*Task requirements*:
1. In the text on working hours and teachers' health, what share of Brazilian teachers worked 36 to 40 hours a week in their main job in 2013?
2. Pick up the text on working hours, multiple job holding and teachers' health after its last sentence, and write what comes next.

*Quoted passage*:
++++++++

Professores Escolares; Saúde do Trabalhador; Absenteísmo; Fatores Socioeconômicos



The relationship between long working hours and health status has been extensively assessed in the literature. A recent systematic review reported associations between working over 40 hours weekly and a range of health outcomes. Although long working hours could lead to certain health problems, such as cardiovascular disease, diabetes, anxiety, depression or disability 1,2,3,4, findings are still contradictory 5. Thus, despite most studies have found consistent associations with working ≥ 55 hours weekly, results for moderately long working hours are still inconsistent 3. Moreover, differences among countries have been reported 6,7.

In contrast, the effect of multiple job holding on health status has been scarcely studied. Studies in the United States have observed a higher risk of injuries and less sleep among multiple job-holders 8,9, while a study conducted in Denmark found no associations of multiple job holding with long-term sickness absence 10. Also, although the effect of working hours in this association has been discussed, its joint effect with multiple job holding has not been thoroughly assessed.

Additionally, gender division of labor strongly determines the time allocated to paid work: whereas men tend to work longer hours due to their breadwinner role, women frequently work part-time, since they usually assume more care responsibilities. Hence, working longer hours or moonlighting could have a stronger impact on women's health due to the combination of paid and family work 11,12. Therefore, although most previous research was based on men-only samples or did not separate the analysis by sex 3, any analysis of the relationship between working hours or multiple job holding and health status should be separated by sex and consider gender roles.

In Brazil, the intensification of teachers' work derived from the reforms in education has gradually become a matter of concern 13. In 2008, the legal regulation established the implementation of an extra-class working day, exclusive dedication of the teachers to one school and better salaries, which represent important improvement for the quality of the school as well as for working and employment conditions 14. Regarding work hours in the main job among Brazilian teachers, there has been a reverse in the downward trend observed between 2002 and 2006; and the proportion in the range of 36 to 40 weekly hours, which represented 32% in 2006, increased to 39% in 2011 and to 41% in 2013 15. Although this tendency coincides in time with the implementation of the new legislation, according to recent reports, these findings are not attributable to the law reform, but to the need of salary increases or the lack of teachers in a given educational network 16.

++++++++

*Information*:
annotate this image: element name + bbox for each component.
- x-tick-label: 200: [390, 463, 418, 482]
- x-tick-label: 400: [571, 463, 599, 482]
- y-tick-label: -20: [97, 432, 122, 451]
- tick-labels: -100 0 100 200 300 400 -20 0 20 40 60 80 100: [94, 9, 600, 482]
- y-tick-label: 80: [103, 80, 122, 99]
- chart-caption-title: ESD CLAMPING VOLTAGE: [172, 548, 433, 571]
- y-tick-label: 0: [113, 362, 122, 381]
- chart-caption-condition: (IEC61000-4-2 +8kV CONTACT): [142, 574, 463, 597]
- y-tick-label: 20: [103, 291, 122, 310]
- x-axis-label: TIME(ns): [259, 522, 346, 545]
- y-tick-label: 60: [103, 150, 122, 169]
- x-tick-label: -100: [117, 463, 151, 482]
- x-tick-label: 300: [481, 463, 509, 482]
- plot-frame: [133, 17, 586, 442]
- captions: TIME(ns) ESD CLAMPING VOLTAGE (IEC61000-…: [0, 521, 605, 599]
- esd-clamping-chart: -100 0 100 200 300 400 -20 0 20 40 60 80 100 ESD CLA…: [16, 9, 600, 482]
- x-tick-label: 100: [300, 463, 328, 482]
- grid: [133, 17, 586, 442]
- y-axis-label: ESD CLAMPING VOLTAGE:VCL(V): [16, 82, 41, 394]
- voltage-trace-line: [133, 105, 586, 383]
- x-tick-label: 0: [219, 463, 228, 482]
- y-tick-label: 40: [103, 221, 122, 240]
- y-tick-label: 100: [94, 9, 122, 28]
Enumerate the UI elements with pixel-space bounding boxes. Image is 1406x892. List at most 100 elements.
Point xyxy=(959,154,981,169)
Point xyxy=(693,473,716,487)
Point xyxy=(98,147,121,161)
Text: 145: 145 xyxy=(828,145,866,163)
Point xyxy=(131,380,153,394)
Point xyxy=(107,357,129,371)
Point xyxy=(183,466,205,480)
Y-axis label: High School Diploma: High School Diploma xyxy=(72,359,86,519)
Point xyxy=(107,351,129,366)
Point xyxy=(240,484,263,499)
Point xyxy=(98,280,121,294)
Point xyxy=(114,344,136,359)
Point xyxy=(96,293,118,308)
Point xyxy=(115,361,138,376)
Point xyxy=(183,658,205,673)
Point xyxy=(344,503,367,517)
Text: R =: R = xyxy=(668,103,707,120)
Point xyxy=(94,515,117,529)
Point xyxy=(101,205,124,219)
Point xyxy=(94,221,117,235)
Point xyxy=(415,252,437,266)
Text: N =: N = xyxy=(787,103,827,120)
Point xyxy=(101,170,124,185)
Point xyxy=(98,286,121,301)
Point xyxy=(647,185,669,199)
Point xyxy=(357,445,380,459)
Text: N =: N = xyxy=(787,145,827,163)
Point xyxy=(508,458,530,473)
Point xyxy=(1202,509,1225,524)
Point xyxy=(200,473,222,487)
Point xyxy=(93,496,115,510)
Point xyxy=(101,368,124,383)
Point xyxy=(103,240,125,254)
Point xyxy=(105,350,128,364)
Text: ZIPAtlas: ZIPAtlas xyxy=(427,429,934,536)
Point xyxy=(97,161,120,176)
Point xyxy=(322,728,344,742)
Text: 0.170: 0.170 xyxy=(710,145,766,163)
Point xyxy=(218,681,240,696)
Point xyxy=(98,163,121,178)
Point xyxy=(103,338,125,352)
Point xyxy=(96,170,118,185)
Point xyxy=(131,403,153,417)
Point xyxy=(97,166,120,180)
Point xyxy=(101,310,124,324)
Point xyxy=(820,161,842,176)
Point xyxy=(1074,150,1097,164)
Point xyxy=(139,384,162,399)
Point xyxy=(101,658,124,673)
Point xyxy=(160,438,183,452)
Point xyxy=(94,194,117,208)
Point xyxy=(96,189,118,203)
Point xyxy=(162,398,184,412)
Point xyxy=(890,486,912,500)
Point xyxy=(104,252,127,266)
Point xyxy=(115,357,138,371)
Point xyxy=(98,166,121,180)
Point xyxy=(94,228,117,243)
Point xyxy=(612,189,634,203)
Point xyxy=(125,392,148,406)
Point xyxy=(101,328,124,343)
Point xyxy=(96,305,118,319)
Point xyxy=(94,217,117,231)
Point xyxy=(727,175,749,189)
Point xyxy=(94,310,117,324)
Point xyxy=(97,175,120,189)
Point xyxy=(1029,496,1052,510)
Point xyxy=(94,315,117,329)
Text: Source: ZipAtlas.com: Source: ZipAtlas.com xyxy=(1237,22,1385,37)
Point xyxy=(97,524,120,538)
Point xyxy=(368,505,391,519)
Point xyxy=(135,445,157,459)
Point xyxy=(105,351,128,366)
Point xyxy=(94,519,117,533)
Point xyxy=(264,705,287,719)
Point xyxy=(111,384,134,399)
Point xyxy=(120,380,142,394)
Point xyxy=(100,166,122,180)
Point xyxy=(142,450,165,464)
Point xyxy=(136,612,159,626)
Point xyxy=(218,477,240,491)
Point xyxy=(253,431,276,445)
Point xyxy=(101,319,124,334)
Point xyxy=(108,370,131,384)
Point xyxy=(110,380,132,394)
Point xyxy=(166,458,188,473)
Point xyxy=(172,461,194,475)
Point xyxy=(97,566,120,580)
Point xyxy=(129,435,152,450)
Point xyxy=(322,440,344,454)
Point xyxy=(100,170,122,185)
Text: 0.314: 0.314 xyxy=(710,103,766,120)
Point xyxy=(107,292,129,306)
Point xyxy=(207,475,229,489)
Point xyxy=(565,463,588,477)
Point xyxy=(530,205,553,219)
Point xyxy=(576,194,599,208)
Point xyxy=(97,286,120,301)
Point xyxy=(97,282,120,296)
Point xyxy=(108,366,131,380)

++++++++

*Your written answers*:
1. 41%

2.
The 2013 Teaching and Learning International Survey (TALIS) showed that Brazilian teachers spent 25 weekly hours teaching, exceeding in 6 hours the average of the Organization for Economic Co-operation and Development (OECD). Brazil had also one of the larger class sizes, with more than 30 students in each class, and one of the highest student-teachers ratio 17. Regarding exclusive dedication, a study conducted in seven Brazilian states showed that the proportion of basic education teachers working in several schools reached 62% among secondary education teachers, 49% among teachers of primary education and 28% among teachers of childhood education 18. It should be taken into account that the teacher's exclusive dedication to one school improves the student's attainment 19.

As far as we know, there are no studies about the joint association of working hours and multiple job holding with sickness absence. Therefore, the aim of this study was to assess the relationship between the combination of multiple job holding and weekly paid working hours with work absence due to health problems and to examine potential gender differences among basic education teachers in Brazil.


Study design

This cross-sectional study uses the information from the Educatel Study, a phone survey conducted over a representative sample of basic education teachers, held between October 2015 and March 2016 in Brazil. Briefly, as it has already been described 20, the information of the survey was extended using the registries of the Research Institute of the Brazilian Ministry of Education and Culture. Preferably, the contact with the participant was made through the telephone number of the school and the interview was carried out in the participants' workplace.

Study population and sample

The survey provides information about 6,510 basic education teachers aged 18 or older who were active the year before the questionnaire administration. Only active teachers at the time of the interview were included in the study (n = 5,116). The survey presented an 85% response rate 20.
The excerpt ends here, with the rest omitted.